» **Task directions**:
Locate all lines with the word "from". Copy them.

○ ○ ○

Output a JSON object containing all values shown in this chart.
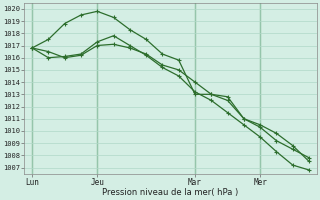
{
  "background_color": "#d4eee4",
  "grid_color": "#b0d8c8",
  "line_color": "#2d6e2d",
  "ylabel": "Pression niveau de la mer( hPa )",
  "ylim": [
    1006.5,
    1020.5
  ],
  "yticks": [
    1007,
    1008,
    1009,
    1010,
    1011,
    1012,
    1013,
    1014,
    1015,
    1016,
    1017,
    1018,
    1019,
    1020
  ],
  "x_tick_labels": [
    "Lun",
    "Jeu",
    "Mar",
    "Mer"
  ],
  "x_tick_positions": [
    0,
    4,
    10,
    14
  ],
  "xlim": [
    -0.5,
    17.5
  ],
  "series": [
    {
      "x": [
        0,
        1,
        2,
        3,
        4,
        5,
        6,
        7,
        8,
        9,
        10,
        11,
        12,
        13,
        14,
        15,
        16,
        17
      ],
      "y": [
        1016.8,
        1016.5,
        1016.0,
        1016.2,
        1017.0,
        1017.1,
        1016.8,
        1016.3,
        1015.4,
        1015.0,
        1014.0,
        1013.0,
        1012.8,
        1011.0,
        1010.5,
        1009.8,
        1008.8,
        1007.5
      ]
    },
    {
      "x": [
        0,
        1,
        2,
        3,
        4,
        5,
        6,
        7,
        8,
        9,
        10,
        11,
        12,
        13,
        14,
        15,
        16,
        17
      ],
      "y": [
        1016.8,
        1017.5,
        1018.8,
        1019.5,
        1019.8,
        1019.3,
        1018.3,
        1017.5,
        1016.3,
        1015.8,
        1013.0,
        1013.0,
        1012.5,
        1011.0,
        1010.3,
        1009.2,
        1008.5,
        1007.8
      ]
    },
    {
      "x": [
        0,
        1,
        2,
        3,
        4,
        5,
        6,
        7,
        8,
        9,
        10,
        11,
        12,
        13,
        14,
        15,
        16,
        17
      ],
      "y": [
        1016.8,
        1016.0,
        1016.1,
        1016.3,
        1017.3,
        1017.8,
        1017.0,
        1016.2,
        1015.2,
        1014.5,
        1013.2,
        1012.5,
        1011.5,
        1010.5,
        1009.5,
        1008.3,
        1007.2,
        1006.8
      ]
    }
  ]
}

○ ○ ○

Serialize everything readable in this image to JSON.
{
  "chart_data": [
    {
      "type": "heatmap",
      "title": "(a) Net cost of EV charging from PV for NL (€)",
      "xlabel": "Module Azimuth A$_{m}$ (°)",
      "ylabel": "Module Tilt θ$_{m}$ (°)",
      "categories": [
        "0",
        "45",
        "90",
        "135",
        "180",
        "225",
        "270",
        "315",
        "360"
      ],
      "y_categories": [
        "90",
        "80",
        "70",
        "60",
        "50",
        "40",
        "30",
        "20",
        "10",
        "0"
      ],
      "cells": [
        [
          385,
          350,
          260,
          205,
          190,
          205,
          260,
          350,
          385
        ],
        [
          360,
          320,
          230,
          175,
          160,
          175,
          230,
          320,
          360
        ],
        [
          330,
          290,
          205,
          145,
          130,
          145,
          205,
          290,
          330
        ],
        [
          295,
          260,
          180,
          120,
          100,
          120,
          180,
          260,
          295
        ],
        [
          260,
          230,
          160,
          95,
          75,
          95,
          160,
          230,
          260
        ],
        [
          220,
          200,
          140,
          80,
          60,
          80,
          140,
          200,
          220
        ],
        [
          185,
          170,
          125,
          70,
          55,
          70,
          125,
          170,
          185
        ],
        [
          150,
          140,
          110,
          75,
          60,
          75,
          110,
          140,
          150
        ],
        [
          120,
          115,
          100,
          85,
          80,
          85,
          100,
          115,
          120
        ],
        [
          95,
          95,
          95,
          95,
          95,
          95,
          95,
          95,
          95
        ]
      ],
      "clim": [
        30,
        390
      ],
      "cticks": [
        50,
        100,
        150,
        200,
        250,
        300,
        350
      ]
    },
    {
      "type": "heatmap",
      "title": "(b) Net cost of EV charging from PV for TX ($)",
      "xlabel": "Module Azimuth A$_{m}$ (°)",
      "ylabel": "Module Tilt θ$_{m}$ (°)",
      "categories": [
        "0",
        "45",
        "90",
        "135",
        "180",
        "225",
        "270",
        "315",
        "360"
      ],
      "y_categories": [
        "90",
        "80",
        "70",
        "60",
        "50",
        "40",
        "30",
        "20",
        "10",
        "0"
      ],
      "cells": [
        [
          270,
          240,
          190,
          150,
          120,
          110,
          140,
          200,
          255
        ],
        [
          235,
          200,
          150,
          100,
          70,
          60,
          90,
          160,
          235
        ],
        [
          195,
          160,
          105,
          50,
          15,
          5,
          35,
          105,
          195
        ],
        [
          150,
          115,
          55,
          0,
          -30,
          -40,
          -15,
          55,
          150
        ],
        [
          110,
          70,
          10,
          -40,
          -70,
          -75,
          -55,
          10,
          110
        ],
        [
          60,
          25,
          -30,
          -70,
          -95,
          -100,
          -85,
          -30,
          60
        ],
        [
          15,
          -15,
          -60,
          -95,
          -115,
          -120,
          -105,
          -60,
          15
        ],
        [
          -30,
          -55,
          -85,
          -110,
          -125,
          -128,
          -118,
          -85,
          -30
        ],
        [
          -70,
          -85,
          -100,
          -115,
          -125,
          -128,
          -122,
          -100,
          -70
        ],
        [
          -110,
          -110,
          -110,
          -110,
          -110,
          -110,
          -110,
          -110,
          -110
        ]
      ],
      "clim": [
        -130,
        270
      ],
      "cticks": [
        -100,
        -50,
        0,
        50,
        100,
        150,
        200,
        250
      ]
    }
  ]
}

○ ○ ○

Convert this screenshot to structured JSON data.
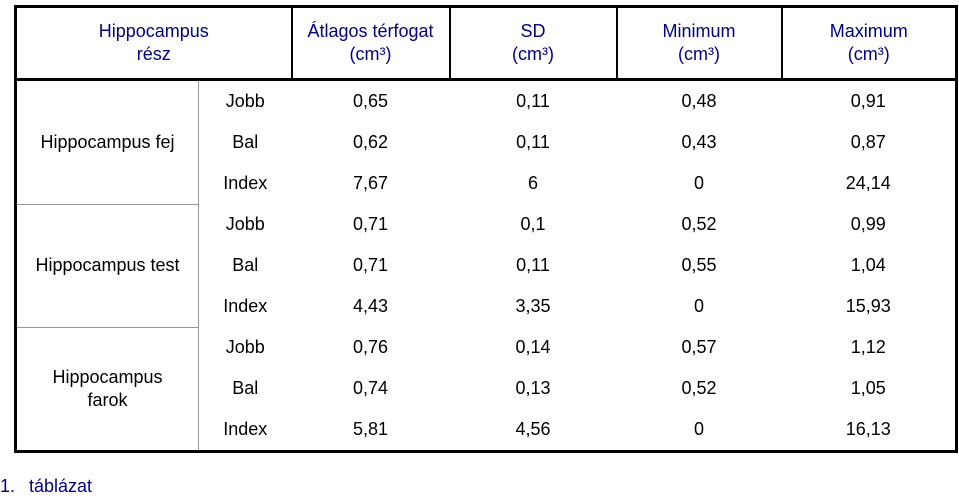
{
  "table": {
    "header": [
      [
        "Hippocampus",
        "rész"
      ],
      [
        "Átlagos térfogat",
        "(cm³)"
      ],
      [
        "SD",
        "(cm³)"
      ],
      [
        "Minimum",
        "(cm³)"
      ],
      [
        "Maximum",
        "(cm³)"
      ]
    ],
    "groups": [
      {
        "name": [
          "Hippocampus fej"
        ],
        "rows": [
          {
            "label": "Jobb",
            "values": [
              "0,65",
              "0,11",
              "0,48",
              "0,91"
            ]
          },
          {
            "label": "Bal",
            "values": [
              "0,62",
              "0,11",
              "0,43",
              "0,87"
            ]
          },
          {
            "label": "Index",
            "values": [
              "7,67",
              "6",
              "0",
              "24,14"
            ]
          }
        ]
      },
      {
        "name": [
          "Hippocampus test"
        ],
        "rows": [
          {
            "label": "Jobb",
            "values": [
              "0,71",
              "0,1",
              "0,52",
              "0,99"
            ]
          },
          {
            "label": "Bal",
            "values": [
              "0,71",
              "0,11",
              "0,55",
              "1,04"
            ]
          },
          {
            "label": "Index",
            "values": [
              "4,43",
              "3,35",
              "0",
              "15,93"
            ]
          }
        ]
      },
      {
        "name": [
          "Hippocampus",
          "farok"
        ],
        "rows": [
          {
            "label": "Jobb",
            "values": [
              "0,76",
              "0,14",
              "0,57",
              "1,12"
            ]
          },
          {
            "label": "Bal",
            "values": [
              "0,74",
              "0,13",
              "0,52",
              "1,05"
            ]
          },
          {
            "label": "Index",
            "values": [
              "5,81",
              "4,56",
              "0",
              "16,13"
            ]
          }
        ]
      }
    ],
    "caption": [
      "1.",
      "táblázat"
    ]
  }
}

○ ○ ○

» **Task solution**:
      "title": "(a) Net cost of EV charging from PV for NL (€)",
      "title": "(b) Net cost of EV charging from PV for TX ($)",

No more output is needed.